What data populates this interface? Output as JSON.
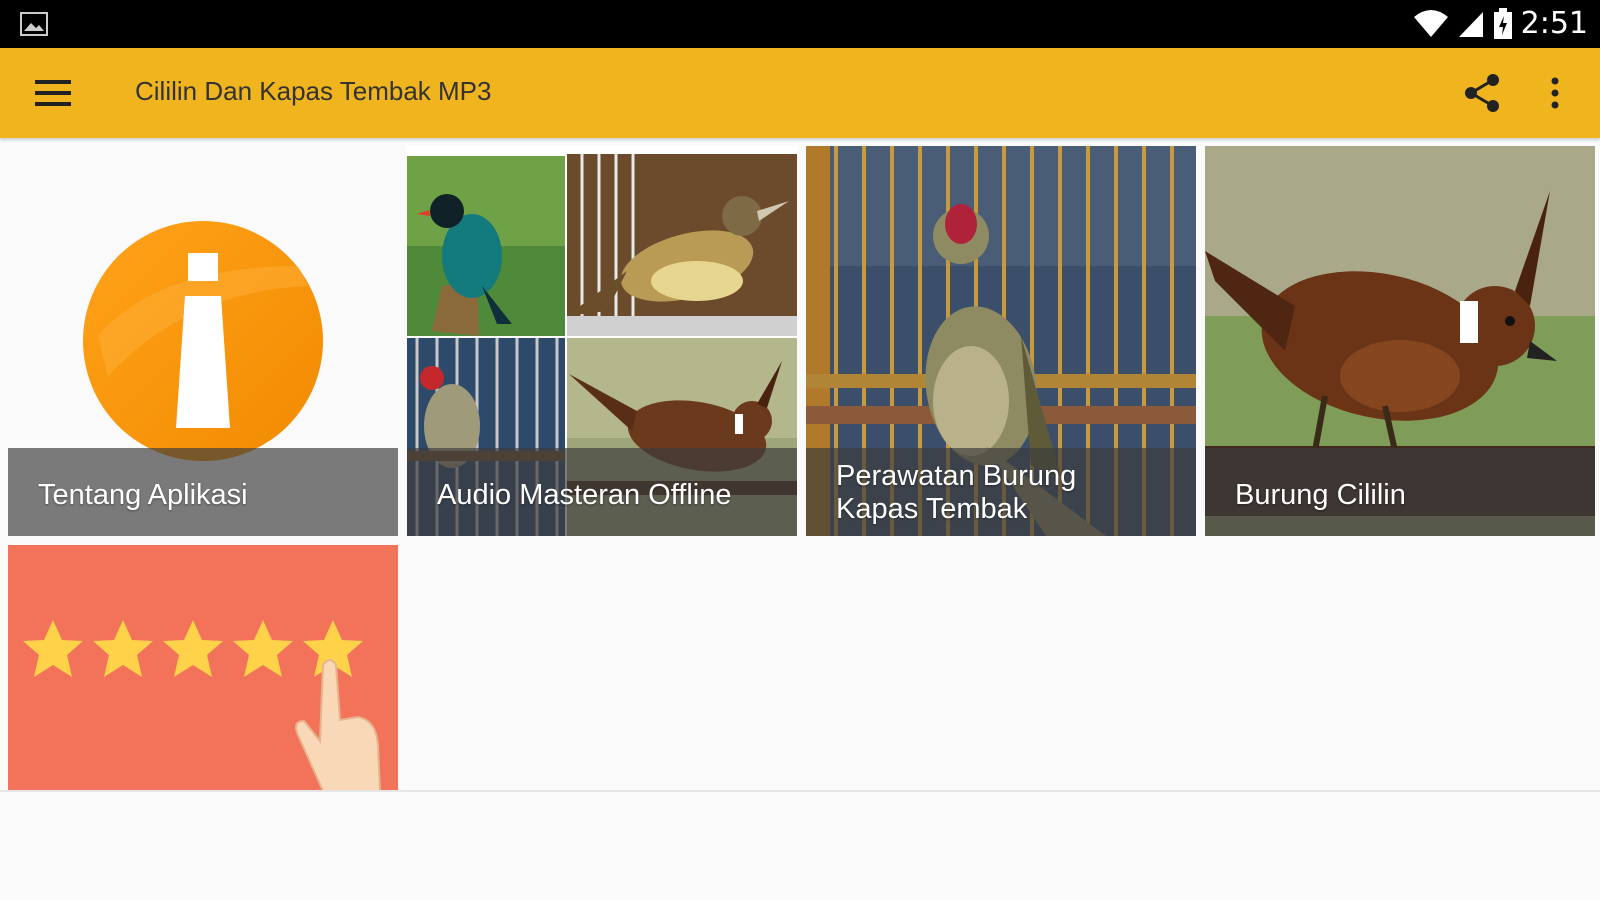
{
  "status_bar": {
    "time": "2:51",
    "icons": [
      "gallery-icon",
      "wifi-icon",
      "signal-icon",
      "battery-icon"
    ]
  },
  "app_bar": {
    "title": "Cililin Dan Kapas Tembak MP3",
    "background": "#f0b41e",
    "icons": [
      "menu-icon",
      "share-icon",
      "more-vert-icon"
    ]
  },
  "tiles": [
    {
      "label": "Tentang Aplikasi",
      "icon": "info-icon"
    },
    {
      "label": "Audio Masteran Offline",
      "icon": "bird-collage-image"
    },
    {
      "label_lines": [
        "Perawatan Burung",
        "Kapas Tembak"
      ],
      "icon": "caged-bird-image"
    },
    {
      "label": "Burung Cililin",
      "icon": "crested-bird-image"
    }
  ],
  "rate_tile": {
    "icon": "rating-stars-hand-icon",
    "stars": 5,
    "background": "#f2735a"
  }
}
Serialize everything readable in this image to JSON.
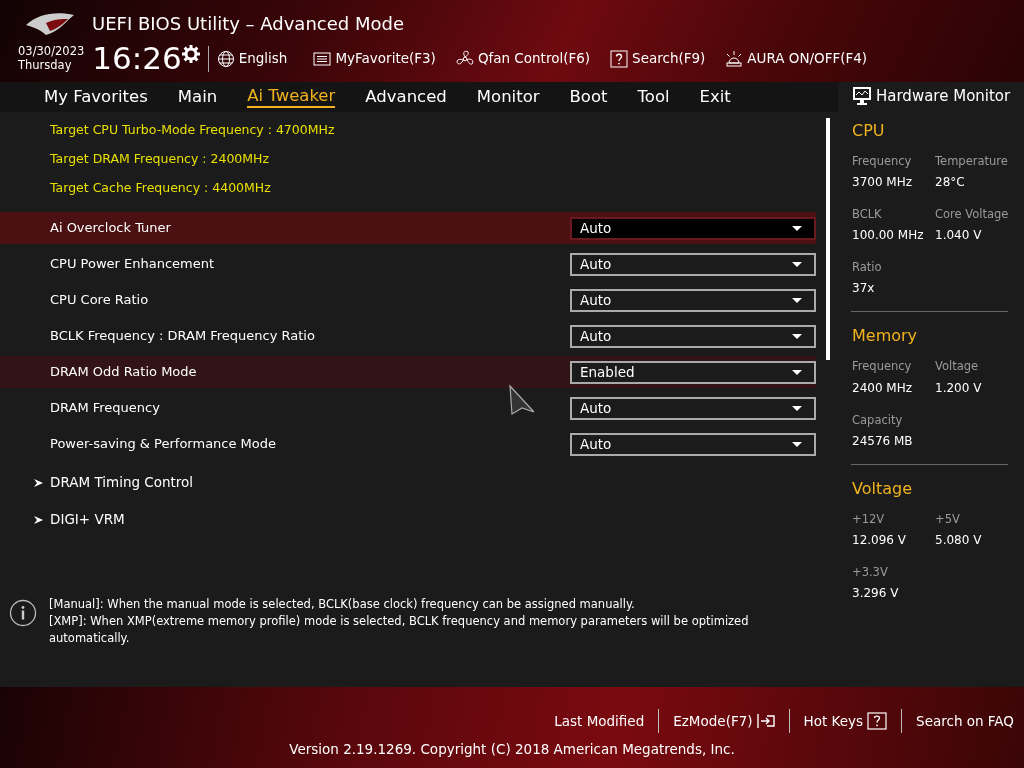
{
  "window": {
    "title": "UEFI BIOS Utility – Advanced Mode"
  },
  "header": {
    "date": "03/30/2023",
    "day": "Thursday",
    "time": "16:26",
    "tools": [
      {
        "kind": "language",
        "label": "English"
      },
      {
        "kind": "favorite",
        "label": "MyFavorite(F3)"
      },
      {
        "kind": "fan",
        "label": "Qfan Control(F6)"
      },
      {
        "kind": "search",
        "label": "Search(F9)"
      },
      {
        "kind": "aura",
        "label": "AURA ON/OFF(F4)"
      }
    ]
  },
  "tabs": [
    {
      "label": "My Favorites",
      "selected": false
    },
    {
      "label": "Main",
      "selected": false
    },
    {
      "label": "Ai Tweaker",
      "selected": true
    },
    {
      "label": "Advanced",
      "selected": false
    },
    {
      "label": "Monitor",
      "selected": false
    },
    {
      "label": "Boot",
      "selected": false
    },
    {
      "label": "Tool",
      "selected": false
    },
    {
      "label": "Exit",
      "selected": false
    }
  ],
  "settings": [
    {
      "kind": "info",
      "label": "Target CPU Turbo-Mode Frequency : 4700MHz"
    },
    {
      "kind": "info",
      "label": "Target DRAM Frequency : 2400MHz"
    },
    {
      "kind": "info",
      "label": "Target Cache Frequency : 4400MHz"
    },
    {
      "kind": "dropdown",
      "label": "Ai Overclock Tuner",
      "value": "Auto",
      "selected": true,
      "hovered": false
    },
    {
      "kind": "dropdown",
      "label": "CPU Power Enhancement",
      "value": "Auto",
      "selected": false,
      "hovered": false
    },
    {
      "kind": "dropdown",
      "label": "CPU Core Ratio",
      "value": "Auto",
      "selected": false,
      "hovered": false
    },
    {
      "kind": "dropdown",
      "label": "BCLK Frequency : DRAM Frequency Ratio",
      "value": "Auto",
      "selected": false,
      "hovered": false
    },
    {
      "kind": "dropdown",
      "label": "DRAM Odd Ratio Mode",
      "value": "Enabled",
      "selected": false,
      "hovered": true
    },
    {
      "kind": "dropdown",
      "label": "DRAM Frequency",
      "value": "Auto",
      "selected": false,
      "hovered": false
    },
    {
      "kind": "dropdown",
      "label": "Power-saving & Performance Mode",
      "value": "Auto",
      "selected": false,
      "hovered": false
    },
    {
      "kind": "submenu",
      "label": "DRAM Timing Control"
    },
    {
      "kind": "submenu",
      "label": "DIGI+ VRM"
    }
  ],
  "help": {
    "paragraphs": [
      "[Manual]: When the manual mode is selected, BCLK(base clock) frequency can be assigned manually.",
      "[XMP]: When XMP(extreme memory profile) mode is selected, BCLK frequency and memory parameters will be optimized automatically."
    ]
  },
  "hardware_monitor": {
    "title": "Hardware Monitor",
    "sections": [
      {
        "title": "CPU",
        "items": [
          {
            "label": "Frequency",
            "value": "3700 MHz"
          },
          {
            "label": "Temperature",
            "value": "28°C"
          },
          {
            "label": "BCLK",
            "value": "100.00 MHz"
          },
          {
            "label": "Core Voltage",
            "value": "1.040 V"
          },
          {
            "label": "Ratio",
            "value": "37x"
          }
        ]
      },
      {
        "title": "Memory",
        "items": [
          {
            "label": "Frequency",
            "value": "2400 MHz"
          },
          {
            "label": "Voltage",
            "value": "1.200 V"
          },
          {
            "label": "Capacity",
            "value": "24576 MB"
          }
        ]
      },
      {
        "title": "Voltage",
        "items": [
          {
            "label": "+12V",
            "value": "12.096 V"
          },
          {
            "label": "+5V",
            "value": "5.080 V"
          },
          {
            "label": "+3.3V",
            "value": "3.296 V"
          }
        ]
      }
    ]
  },
  "footer": {
    "actions": [
      {
        "kind": "text",
        "label": "Last Modified"
      },
      {
        "kind": "ezmode",
        "label": "EzMode(F7)"
      },
      {
        "kind": "hotkeys",
        "label": "Hot Keys"
      },
      {
        "kind": "text",
        "label": "Search on FAQ"
      }
    ],
    "version": "Version 2.19.1269. Copyright (C) 2018 American Megatrends, Inc."
  }
}
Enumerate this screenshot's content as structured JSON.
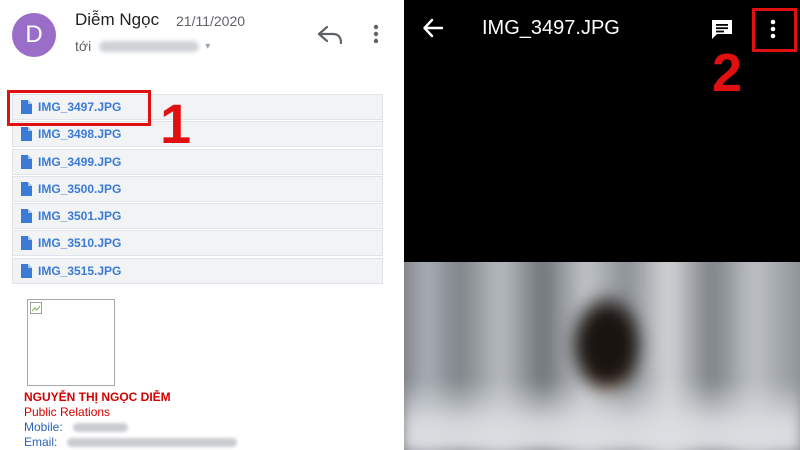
{
  "email": {
    "avatar_letter": "D",
    "sender": "Diễm Ngọc",
    "date": "21/11/2020",
    "to_label": "tới",
    "attachments": [
      {
        "name": "IMG_3497.JPG"
      },
      {
        "name": "IMG_3498.JPG"
      },
      {
        "name": "IMG_3499.JPG"
      },
      {
        "name": "IMG_3500.JPG"
      },
      {
        "name": "IMG_3501.JPG"
      },
      {
        "name": "IMG_3510.JPG"
      },
      {
        "name": "IMG_3515.JPG"
      }
    ],
    "signature": {
      "name": "NGUYỄN THỊ NGỌC DIỄM",
      "role": "Public Relations",
      "mobile_label": "Mobile:",
      "email_label": "Email:"
    }
  },
  "viewer": {
    "title": "IMG_3497.JPG"
  },
  "annotations": {
    "step1": "1",
    "step2": "2",
    "highlight_color": "#e01010"
  },
  "colors": {
    "avatar": "#9a6dc8",
    "attachment_link": "#3b7bd6",
    "signature_red": "#d40000"
  },
  "icons": {
    "reply": "reply-icon",
    "more_left": "more-vert-icon",
    "file": "file-icon",
    "back": "arrow-back-icon",
    "comment": "comment-icon",
    "more_right": "more-vert-icon"
  }
}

:::::

• **TASK**:
Take every line above carrying "When" and return it.

• **REPLY TO THE EXERCISE**:
      "[Manual]: When the manual mode is selected, BCLK(base clock) frequency can be assigned manually.",
      "[XMP]: When XMP(extreme memory profile) mode is selected, BCLK frequency and memory parameters will be optimized automatically."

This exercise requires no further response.